Working data:
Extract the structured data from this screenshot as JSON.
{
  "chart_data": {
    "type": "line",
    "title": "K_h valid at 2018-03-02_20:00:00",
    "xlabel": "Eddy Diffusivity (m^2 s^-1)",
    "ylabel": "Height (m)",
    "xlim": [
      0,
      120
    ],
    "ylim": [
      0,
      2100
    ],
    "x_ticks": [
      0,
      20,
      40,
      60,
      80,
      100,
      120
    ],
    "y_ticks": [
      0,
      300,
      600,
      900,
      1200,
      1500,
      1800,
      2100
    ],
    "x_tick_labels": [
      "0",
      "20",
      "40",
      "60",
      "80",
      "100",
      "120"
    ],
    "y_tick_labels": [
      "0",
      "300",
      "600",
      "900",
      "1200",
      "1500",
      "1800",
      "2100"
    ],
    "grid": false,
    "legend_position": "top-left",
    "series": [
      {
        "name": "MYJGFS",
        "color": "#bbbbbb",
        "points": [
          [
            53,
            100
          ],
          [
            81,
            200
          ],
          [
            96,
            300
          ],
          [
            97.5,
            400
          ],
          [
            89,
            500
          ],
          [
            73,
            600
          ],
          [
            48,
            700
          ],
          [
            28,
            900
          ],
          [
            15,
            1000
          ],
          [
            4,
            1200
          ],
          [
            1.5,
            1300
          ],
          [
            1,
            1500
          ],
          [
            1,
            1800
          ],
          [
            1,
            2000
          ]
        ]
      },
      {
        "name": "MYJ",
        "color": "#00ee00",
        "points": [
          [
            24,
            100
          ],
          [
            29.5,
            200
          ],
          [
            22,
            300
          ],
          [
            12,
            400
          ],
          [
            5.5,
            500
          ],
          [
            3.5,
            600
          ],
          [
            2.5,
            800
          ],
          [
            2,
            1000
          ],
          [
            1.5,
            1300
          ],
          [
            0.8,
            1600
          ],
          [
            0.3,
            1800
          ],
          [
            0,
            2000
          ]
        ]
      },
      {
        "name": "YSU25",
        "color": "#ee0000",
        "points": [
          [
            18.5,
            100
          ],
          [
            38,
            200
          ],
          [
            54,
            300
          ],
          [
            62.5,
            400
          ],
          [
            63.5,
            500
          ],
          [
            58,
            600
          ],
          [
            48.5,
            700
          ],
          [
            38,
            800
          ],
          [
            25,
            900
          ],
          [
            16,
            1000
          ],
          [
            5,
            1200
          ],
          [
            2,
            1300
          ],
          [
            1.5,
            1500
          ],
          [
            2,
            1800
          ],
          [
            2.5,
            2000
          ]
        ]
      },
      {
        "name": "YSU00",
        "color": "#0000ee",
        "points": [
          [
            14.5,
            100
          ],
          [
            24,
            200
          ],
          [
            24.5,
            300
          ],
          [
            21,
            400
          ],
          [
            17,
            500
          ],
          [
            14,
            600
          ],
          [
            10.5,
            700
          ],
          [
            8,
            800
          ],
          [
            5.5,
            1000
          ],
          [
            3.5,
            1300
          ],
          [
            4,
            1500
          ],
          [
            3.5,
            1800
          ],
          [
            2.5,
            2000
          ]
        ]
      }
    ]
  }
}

Problem to work on: Look above for every line with the word "color" and copy it.

Exercise response:
        "color": "#bbbbbb",
        "color": "#00ee00",
        "color": "#ee0000",
        "color": "#0000ee",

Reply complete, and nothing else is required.